Part of a data file:
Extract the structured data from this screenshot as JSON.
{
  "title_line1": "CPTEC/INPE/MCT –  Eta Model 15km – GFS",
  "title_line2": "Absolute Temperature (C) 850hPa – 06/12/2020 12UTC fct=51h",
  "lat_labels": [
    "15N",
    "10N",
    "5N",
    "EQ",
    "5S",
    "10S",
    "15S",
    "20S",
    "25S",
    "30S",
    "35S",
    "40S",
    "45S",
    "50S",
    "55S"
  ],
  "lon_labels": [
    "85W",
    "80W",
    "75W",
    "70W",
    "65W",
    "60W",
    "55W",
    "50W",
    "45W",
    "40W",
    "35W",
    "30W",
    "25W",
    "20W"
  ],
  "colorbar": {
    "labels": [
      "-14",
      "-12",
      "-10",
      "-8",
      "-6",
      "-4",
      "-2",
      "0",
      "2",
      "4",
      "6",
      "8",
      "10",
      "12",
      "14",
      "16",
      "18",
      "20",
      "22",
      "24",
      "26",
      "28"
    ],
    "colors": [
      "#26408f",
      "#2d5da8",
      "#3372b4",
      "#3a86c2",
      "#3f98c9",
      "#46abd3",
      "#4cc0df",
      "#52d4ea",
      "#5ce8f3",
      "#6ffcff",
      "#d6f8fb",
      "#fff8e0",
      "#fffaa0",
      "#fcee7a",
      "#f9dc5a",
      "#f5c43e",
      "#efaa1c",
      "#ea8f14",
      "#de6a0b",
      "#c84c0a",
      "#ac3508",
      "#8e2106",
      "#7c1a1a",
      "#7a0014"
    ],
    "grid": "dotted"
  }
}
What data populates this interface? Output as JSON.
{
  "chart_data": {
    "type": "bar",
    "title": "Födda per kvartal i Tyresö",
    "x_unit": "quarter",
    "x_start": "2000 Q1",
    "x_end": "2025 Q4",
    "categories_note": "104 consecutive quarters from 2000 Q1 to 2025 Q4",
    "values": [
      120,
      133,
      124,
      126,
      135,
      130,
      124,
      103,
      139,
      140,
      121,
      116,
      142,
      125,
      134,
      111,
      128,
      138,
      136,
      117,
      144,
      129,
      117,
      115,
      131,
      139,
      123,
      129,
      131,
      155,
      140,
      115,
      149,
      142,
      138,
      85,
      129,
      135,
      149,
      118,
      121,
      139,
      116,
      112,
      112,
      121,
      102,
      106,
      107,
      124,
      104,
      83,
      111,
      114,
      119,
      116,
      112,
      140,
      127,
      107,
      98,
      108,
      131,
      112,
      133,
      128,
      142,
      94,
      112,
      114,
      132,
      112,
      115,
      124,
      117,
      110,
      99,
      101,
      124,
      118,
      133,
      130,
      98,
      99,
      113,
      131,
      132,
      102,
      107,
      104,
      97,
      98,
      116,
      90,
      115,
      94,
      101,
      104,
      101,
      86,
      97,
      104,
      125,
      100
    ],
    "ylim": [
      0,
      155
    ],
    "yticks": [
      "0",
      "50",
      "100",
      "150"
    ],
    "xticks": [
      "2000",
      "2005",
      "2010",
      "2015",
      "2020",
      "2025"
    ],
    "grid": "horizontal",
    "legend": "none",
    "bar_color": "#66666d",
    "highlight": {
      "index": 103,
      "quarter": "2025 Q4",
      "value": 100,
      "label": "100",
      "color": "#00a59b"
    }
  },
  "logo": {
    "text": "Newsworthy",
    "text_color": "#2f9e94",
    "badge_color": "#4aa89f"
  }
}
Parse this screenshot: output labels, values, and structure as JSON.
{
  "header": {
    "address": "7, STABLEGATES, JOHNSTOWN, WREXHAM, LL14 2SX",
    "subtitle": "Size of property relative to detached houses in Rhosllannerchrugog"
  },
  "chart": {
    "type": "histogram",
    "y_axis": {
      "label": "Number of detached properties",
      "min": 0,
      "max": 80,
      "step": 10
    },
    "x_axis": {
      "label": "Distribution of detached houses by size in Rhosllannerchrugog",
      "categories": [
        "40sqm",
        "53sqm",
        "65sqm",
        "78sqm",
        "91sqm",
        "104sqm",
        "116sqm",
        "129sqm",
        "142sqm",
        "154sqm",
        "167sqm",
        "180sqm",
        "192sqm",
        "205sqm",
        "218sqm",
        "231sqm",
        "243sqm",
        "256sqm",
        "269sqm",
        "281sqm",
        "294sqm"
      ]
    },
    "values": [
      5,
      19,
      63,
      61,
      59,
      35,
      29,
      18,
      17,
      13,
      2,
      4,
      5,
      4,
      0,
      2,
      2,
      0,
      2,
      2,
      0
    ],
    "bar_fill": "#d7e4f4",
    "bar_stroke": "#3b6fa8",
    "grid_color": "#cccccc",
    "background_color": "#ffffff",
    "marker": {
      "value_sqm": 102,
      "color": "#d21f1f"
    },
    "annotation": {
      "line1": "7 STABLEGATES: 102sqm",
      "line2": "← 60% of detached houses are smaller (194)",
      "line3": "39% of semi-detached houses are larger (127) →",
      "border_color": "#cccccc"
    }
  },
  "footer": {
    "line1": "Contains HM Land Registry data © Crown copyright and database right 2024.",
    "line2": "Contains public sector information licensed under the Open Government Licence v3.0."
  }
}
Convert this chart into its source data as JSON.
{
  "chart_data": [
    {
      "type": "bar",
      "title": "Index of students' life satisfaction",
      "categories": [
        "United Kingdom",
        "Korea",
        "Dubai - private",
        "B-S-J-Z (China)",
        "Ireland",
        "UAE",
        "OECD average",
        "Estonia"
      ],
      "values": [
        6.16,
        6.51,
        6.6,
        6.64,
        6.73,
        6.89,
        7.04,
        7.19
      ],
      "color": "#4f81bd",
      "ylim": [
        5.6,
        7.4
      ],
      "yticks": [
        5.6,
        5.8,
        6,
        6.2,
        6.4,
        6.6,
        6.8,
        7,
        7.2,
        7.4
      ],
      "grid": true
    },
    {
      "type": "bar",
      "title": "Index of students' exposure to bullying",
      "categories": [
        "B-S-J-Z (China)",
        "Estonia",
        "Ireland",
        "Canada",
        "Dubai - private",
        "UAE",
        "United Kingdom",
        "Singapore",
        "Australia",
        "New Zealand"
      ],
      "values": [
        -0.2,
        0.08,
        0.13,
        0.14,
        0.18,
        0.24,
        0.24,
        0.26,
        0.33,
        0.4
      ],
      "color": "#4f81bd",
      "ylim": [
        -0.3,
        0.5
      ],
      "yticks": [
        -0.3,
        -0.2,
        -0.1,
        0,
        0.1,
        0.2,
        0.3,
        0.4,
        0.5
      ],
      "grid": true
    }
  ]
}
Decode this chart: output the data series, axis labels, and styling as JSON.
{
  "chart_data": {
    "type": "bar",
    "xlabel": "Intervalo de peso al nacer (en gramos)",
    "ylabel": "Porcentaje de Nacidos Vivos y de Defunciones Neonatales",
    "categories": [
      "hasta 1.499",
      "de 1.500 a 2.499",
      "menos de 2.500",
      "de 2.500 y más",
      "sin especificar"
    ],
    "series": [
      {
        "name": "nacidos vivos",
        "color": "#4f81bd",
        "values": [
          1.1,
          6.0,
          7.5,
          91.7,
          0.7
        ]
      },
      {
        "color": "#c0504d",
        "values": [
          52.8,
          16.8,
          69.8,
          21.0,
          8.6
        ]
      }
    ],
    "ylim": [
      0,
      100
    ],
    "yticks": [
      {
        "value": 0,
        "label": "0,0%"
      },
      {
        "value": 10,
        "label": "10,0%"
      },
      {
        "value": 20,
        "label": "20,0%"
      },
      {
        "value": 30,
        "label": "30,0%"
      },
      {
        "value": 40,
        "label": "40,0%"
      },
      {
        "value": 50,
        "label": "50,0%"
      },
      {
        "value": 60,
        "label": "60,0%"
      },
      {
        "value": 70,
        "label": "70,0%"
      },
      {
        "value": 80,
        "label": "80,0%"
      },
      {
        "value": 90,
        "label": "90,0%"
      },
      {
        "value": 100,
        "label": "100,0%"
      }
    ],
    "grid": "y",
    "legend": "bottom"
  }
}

GOAL> Filter the records down to the lines that contain the string "STABLEGATES", and copy those lines.

WORKED ANSWER>
    "address": "7, STABLEGATES, JOHNSTOWN, WREXHAM, LL14 2SX",
      "line1": "7 STABLEGATES: 102sqm",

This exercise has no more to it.